____ Data provided
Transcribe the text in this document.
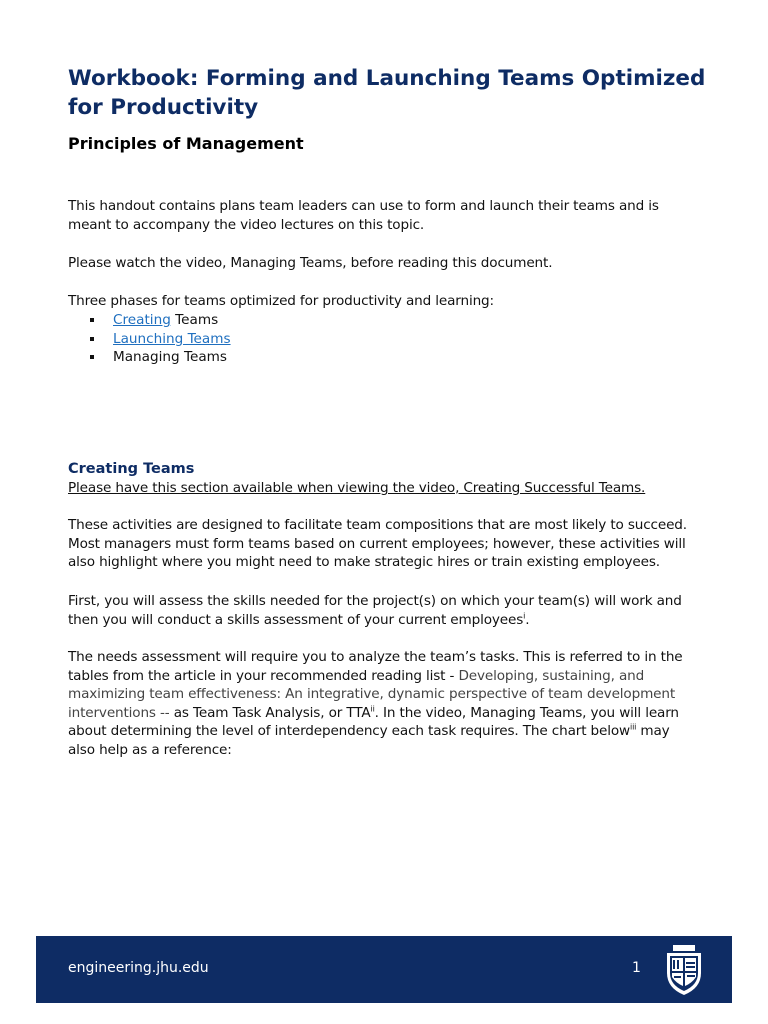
Workbook: Forming and Launching Teams Optimized for Productivity
Principles of Management

This handout contains plans team leaders can use to form and launch their teams and is meant to accompany the video lectures on this topic.

Please watch the video, Managing Teams, before reading this document.

Three phases for teams optimized for productivity and learning:

Creating Teams
Launching Teams
Managing Teams
Creating Teams

Please have this section available when viewing the video, Creating Successful Teams.

These activities are designed to facilitate team compositions that are most likely to succeed. Most managers must form teams based on current employees; however, these activities will also highlight where you might need to make strategic hires or train existing employees.

First, you will assess the skills needed for the project(s) on which your team(s) will work and then you will conduct a skills assessment of your current employees$^i$.

The needs assessment will require you to analyze the team’s tasks. This is referred to in the tables from the article in your recommended reading list - Developing, sustaining, and maximizing team effectiveness: An integrative, dynamic perspective of team development interventions -- as Team Task Analysis, or TTA$^{ii}$. In the video, Managing Teams, you will learn about determining the level of interdependency each task requires. The chart below$^{iii}$ may also help as a reference:

engineering.jhu.edu	1
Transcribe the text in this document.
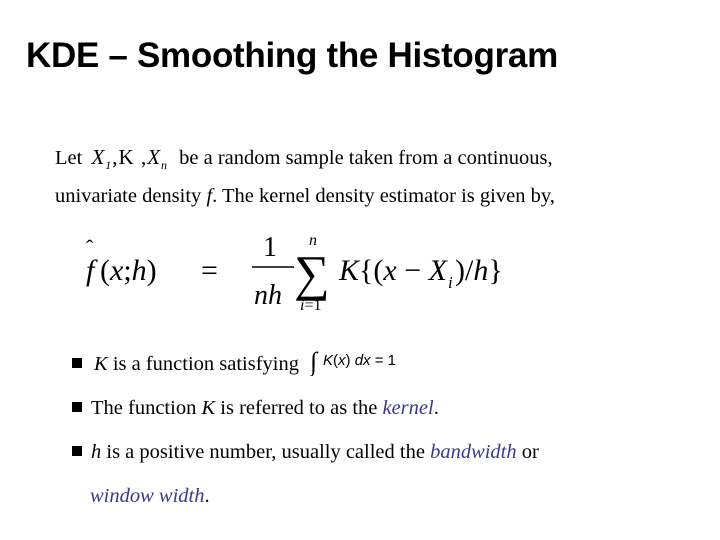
KDE – Smoothing the Histogram
Let $X_1,K$ $,X_n$ be a random sample taken from a continuous,
univariate density f. The kernel density estimator is given by,
f
ˆ
(x;h) =
1
nh
n
∑
i=1
K{(x − X i )/h}
K is a function satisfying ∫ K(x) dx = 1
The function K is referred to as the kernel.
h is a positive number, usually called the bandwidth or
window width.
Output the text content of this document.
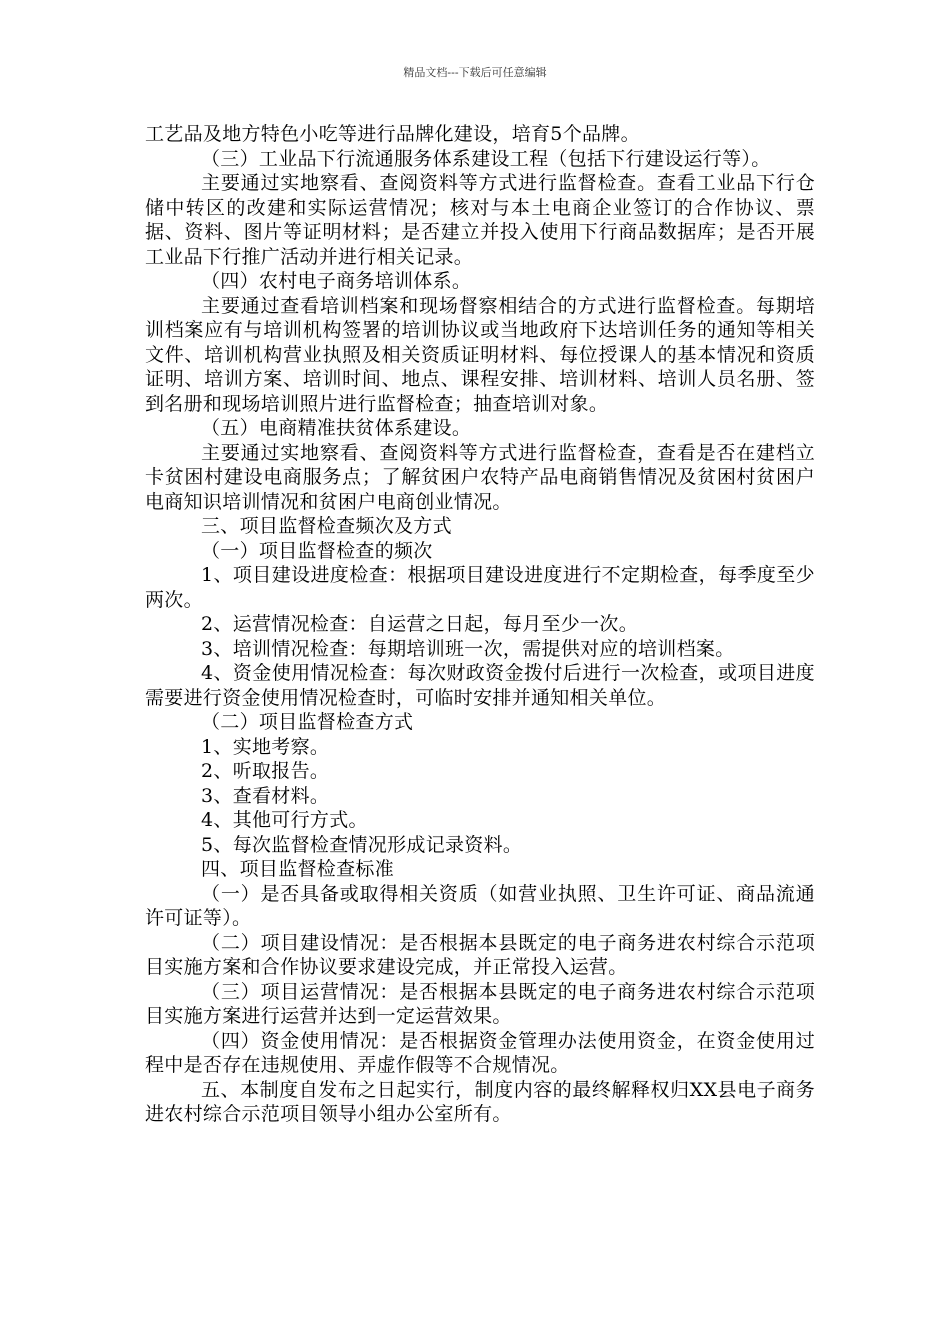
精品文档---下载后可任意编辑

工艺品及地方特色小吃等进行品牌化建设，培育5个品牌。

（三）工业品下行流通服务体系建设工程（包括下行建设运行等）。

主要通过实地察看、查阅资料等方式进行监督检查。查看工业品下行仓储中转区的改建和实际运营情况；核对与本土电商企业签订的合作协议、票据、资料、图片等证明材料；是否建立并投入使用下行商品数据库；是否开展工业品下行推广活动并进行相关记录。

（四）农村电子商务培训体系。

主要通过查看培训档案和现场督察相结合的方式进行监督检查。每期培训档案应有与培训机构签署的培训协议或当地政府下达培训任务的通知等相关文件、培训机构营业执照及相关资质证明材料、每位授课人的基本情况和资质证明、培训方案、培训时间、地点、课程安排、培训材料、培训人员名册、签到名册和现场培训照片进行监督检查；抽查培训对象。

（五）电商精准扶贫体系建设。

主要通过实地察看、查阅资料等方式进行监督检查，查看是否在建档立卡贫困村建设电商服务点；了解贫困户农特产品电商销售情况及贫困村贫困户电商知识培训情况和贫困户电商创业情况。

三、项目监督检查频次及方式

（一）项目监督检查的频次

1、项目建设进度检查：根据项目建设进度进行不定期检查，每季度至少两次。

2、运营情况检查：自运营之日起，每月至少一次。

3、培训情况检查：每期培训班一次，需提供对应的培训档案。

4、资金使用情况检查：每次财政资金拨付后进行一次检查，或项目进度需要进行资金使用情况检查时，可临时安排并通知相关单位。

（二）项目监督检查方式

1、实地考察。

2、听取报告。

3、查看材料。

4、其他可行方式。

5、每次监督检查情况形成记录资料。

四、项目监督检查标准

（一）是否具备或取得相关资质（如营业执照、卫生许可证、商品流通许可证等）。

（二）项目建设情况：是否根据本县既定的电子商务进农村综合示范项目实施方案和合作协议要求建设完成，并正常投入运营。

（三）项目运营情况：是否根据本县既定的电子商务进农村综合示范项目实施方案进行运营并达到一定运营效果。

（四）资金使用情况：是否根据资金管理办法使用资金，在资金使用过程中是否存在违规使用、弄虚作假等不合规情况。

五、本制度自发布之日起实行，制度内容的最终解释权归XX县电子商务进农村综合示范项目领导小组办公室所有。
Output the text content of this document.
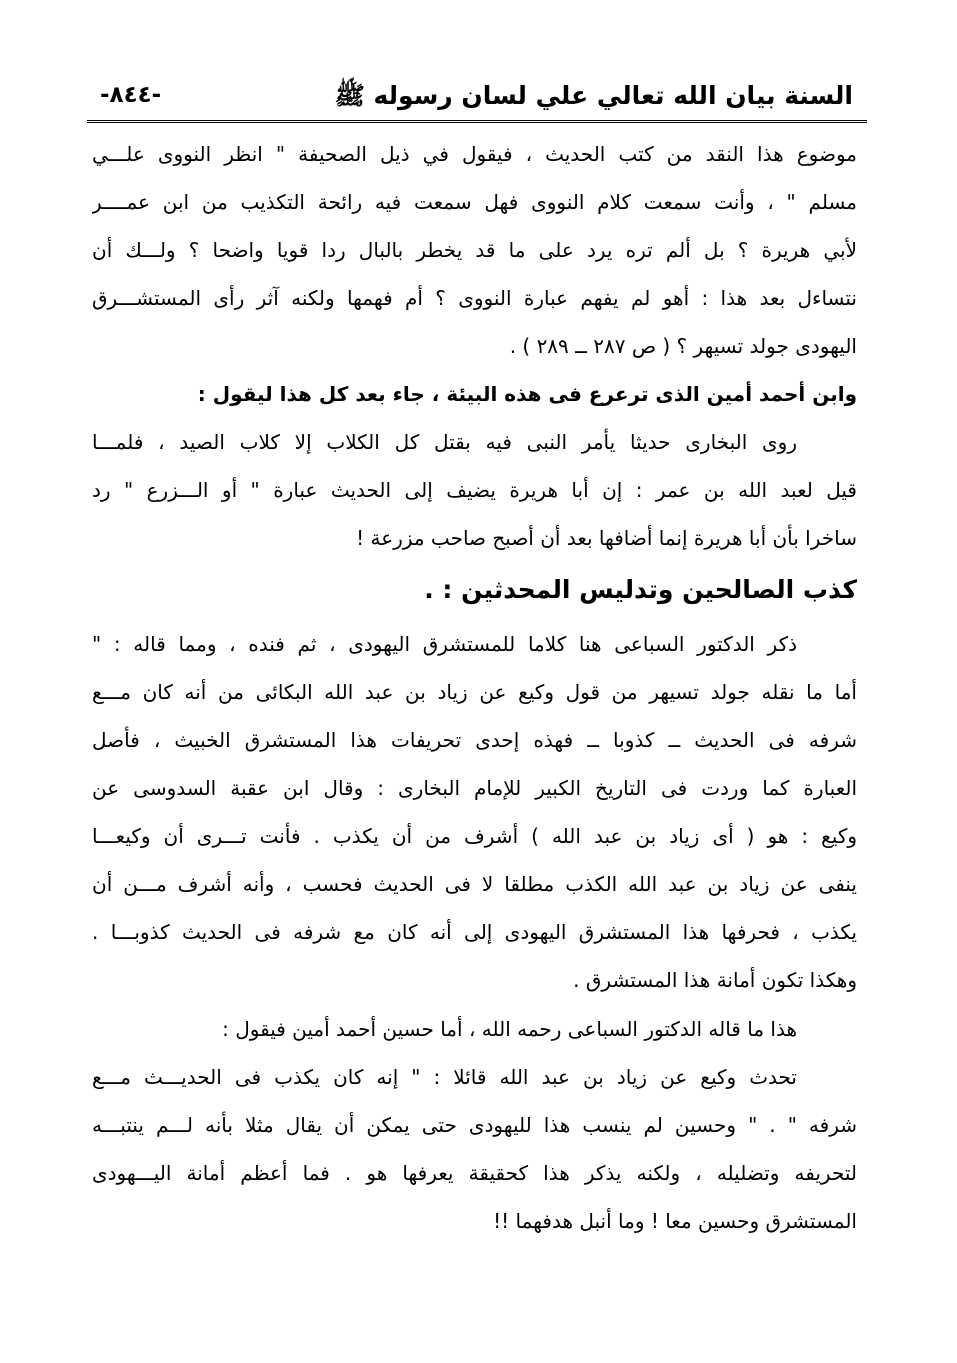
السنة بيان الله تعالي علي لسان رسوله ﷺ
-٨٤٤-
موضوع هذا النقد من كتب الحديث ، فيقول في ذيل الصحيفة " انظر النووى علـــي
مسلم " ، وأنت سمعت كلام النووى فهل سمعت فيه رائحة التكذيب من ابن عمــــر
لأبي هريرة ؟ بل ألم تره يرد على ما قد يخطر بالبال ردا قويا واضحا ؟ ولـــك أن
نتساءل بعد هذا : أهو لم يفهم عبارة النووى ؟ أم فهمها ولكنه آثر رأى المستشـــرق
اليهودى جولد تسيهر ؟ ( ص ٢٨٧ ــ ٢٨٩ ) .
وابن أحمد أمين الذى ترعرع فى هذه البيئة ، جاء بعد كل هذا ليقول :
روى البخارى حديثا يأمر النبى فيه بقتل كل الكلاب إلا كلاب الصيد ، فلمـــا
قيل لعبد الله بن عمر : إن أبا هريرة يضيف إلى الحديث عبارة " أو الـــزرع " رد
ساخرا بأن أبا هريرة إنما أضافها بعد أن أصبح صاحب مزرعة !
كذب الصالحين وتدليس المحدثين : .
ذكر الدكتور السباعى هنا كلاما للمستشرق اليهودى ، ثم فنده ، ومما قاله : "
أما ما نقله جولد تسيهر من قول وكيع عن زياد بن عبد الله البكائى من أنه كان مـــع
شرفه فى الحديث ــ كذوبا ــ فهذه إحدى تحريفات هذا المستشرق الخبيث ، فأصل
العبارة كما وردت فى التاريخ الكبير للإمام البخارى : وقال ابن عقبة السدوسى عن
وكيع : هو ( أى زياد بن عبد الله ) أشرف من أن يكذب . فأنت تـــرى أن وكيعـــا
ينفى عن زياد بن عبد الله الكذب مطلقا لا فى الحديث فحسب ، وأنه أشرف مـــن أن
يكذب ، فحرفها هذا المستشرق اليهودى إلى أنه كان مع شرفه فى الحديث كذوبـــا .
وهكذا تكون أمانة هذا المستشرق .
هذا ما قاله الدكتور السباعى رحمه الله ، أما حسين أحمد أمين فيقول :
تحدث وكيع عن زياد بن عبد الله قائلا : " إنه كان يكذب فى الحديـــث مـــع
شرفه " . " وحسين لم ينسب هذا لليهودى حتى يمكن أن يقال مثلا بأنه لـــم ينتبـــه
لتحريفه وتضليله ، ولكنه يذكر هذا كحقيقة يعرفها هو . فما أعظم أمانة اليـــهودى
المستشرق وحسين معا ! وما أنبل هدفهما !!
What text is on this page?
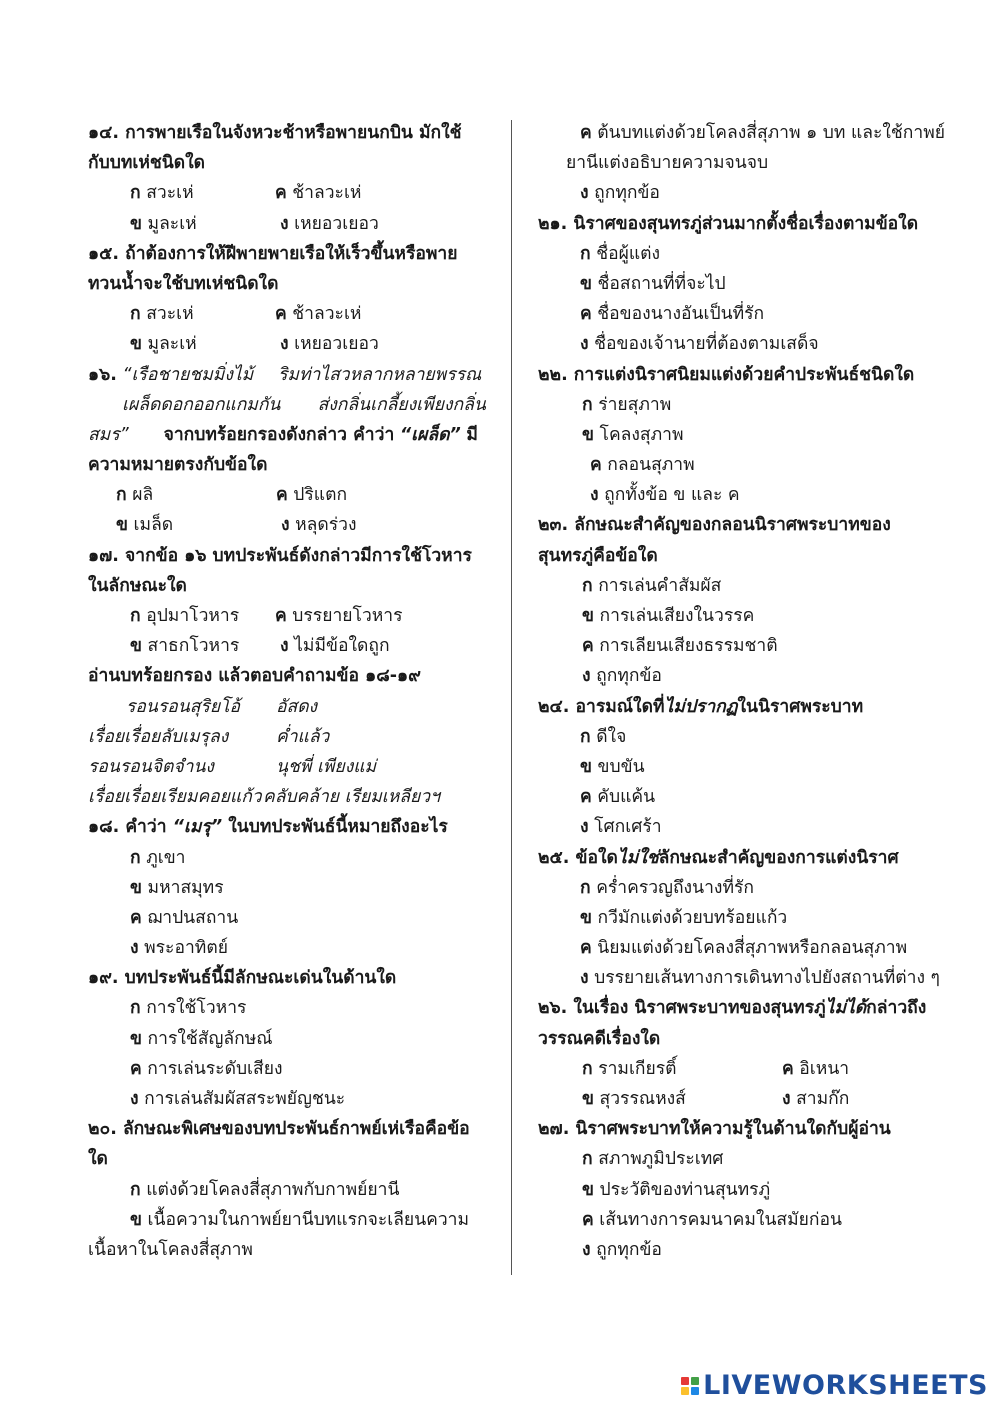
๑๔. การพายเรือในจังหวะช้าหรือพายนกบิน มักใช้
กับบทเห่ชนิดใด
ก สวะเห่	ค ช้าลวะเห่
ข มูละเห่	ง เหยอวเยอว
๑๕. ถ้าต้องการให้ฝีพายพายเรือให้เร็วขึ้นหรือพาย
ทวนน้ำจะใช้บทเห่ชนิดใด
ก สวะเห่	ค ช้าลวะเห่
ข มูละเห่	ง เหยอวเยอว
๑๖. “เรือชายชมมิ่งไม้ ริมท่าไสวหลากหลายพรรณ
เผล็ดดอกออกแกมกัน ส่งกลิ่นเกลี้ยงเพียงกลิ่น
สมร” จากบทร้อยกรองดังกล่าว คำว่า “เผล็ด” มี
ความหมายตรงกับข้อใด
ก ผลิ	ค ปริแตก
ข เมล็ด	ง หลุดร่วง
๑๗. จากข้อ ๑๖ บทประพันธ์ดังกล่าวมีการใช้โวหาร
ในลักษณะใด
ก อุปมาโวหาร	ค บรรยายโวหาร
ข สาธกโวหาร	ง ไม่มีข้อใดถูก
อ่านบทร้อยกรอง แล้วตอบคำถามข้อ ๑๘-๑๙
รอนรอนสุริยโอ้ อัสดง
เรื่อยเรื่อยลับเมรุลง	ค่ำแล้ว
รอนรอนจิตจำนง	นุชพี่ เพียงแม่
เรื่อยเรื่อยเรียมคอยแก้วคลับคล้าย เรียมเหลียวฯ
๑๘. คำว่า “เมรุ” ในบทประพันธ์นี้หมายถึงอะไร
ก ภูเขา
ข มหาสมุทร
ค ฌาปนสถาน
ง พระอาทิตย์
๑๙. บทประพันธ์นี้มีลักษณะเด่นในด้านใด
ก การใช้โวหาร
ข การใช้สัญลักษณ์
ค การเล่นระดับเสียง
ง การเล่นสัมผัสสระพยัญชนะ
๒๐. ลักษณะพิเศษของบทประพันธ์กาพย์เห่เรือคือข้อ
ใด
ก แต่งด้วยโคลงสี่สุภาพกับกาพย์ยานี
ข เนื้อความในกาพย์ยานีบทแรกจะเลียนความ
เนื้อหาในโคลงสี่สุภาพ
ค ต้นบทแต่งด้วยโคลงสี่สุภาพ ๑ บท และใช้กาพย์
ยานีแต่งอธิบายความจนจบ
ง ถูกทุกข้อ
๒๑. นิราศของสุนทรภู่ส่วนมากตั้งชื่อเรื่องตามข้อใด
ก ชื่อผู้แต่ง
ข ชื่อสถานที่ที่จะไป
ค ชื่อของนางอันเป็นที่รัก
ง ชื่อของเจ้านายที่ต้องตามเสด็จ
๒๒. การแต่งนิราศนิยมแต่งด้วยคำประพันธ์ชนิดใด
ก ร่ายสุภาพ
ข โคลงสุภาพ
ค กลอนสุภาพ
ง ถูกทั้งข้อ ข และ ค
๒๓. ลักษณะสำคัญของกลอนนิราศพระบาทของ
สุนทรภู่คือข้อใด
ก การเล่นคำสัมผัส
ข การเล่นเสียงในวรรค
ค การเลียนเสียงธรรมชาติ
ง ถูกทุกข้อ
๒๔. อารมณ์ใดที่ไม่ปรากฏในนิราศพระบาท
ก ดีใจ
ข ขบขัน
ค คับแค้น
ง โศกเศร้า
๒๕. ข้อใดไม่ใช่ลักษณะสำคัญของการแต่งนิราศ
ก คร่ำครวญถึงนางที่รัก
ข กวีมักแต่งด้วยบทร้อยแก้ว
ค นิยมแต่งด้วยโคลงสี่สุภาพหรือกลอนสุภาพ
ง บรรยายเส้นทางการเดินทางไปยังสถานที่ต่าง ๆ
๒๖. ในเรื่อง นิราศพระบาทของสุนทรภู่ไม่ได้กล่าวถึง
วรรณคดีเรื่องใด
ก รามเกียรติ์	ค อิเหนา
ข สุวรรณหงส์	ง สามก๊ก
๒๗. นิราศพระบาทให้ความรู้ในด้านใดกับผู้อ่าน
ก สภาพภูมิประเทศ
ข ประวัติของท่านสุนทรภู่
ค เส้นทางการคมนาคมในสมัยก่อน
ง ถูกทุกข้อ
LIVEWORKSHEETS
________
The task: All lines that include "وكيع" are to be gathered and copied.

Worked answer:
أما ما نقله جولد تسيهر من قول وكيع عن زياد بن عبد الله البكائى من أنه كان مـــع
وكيع : هو ( أى زياد بن عبد الله ) أشرف من أن يكذب . فأنت تـــرى أن وكيعـــا
تحدث وكيع عن زياد بن عبد الله قائلا : " إنه كان يكذب فى الحديـــث مـــع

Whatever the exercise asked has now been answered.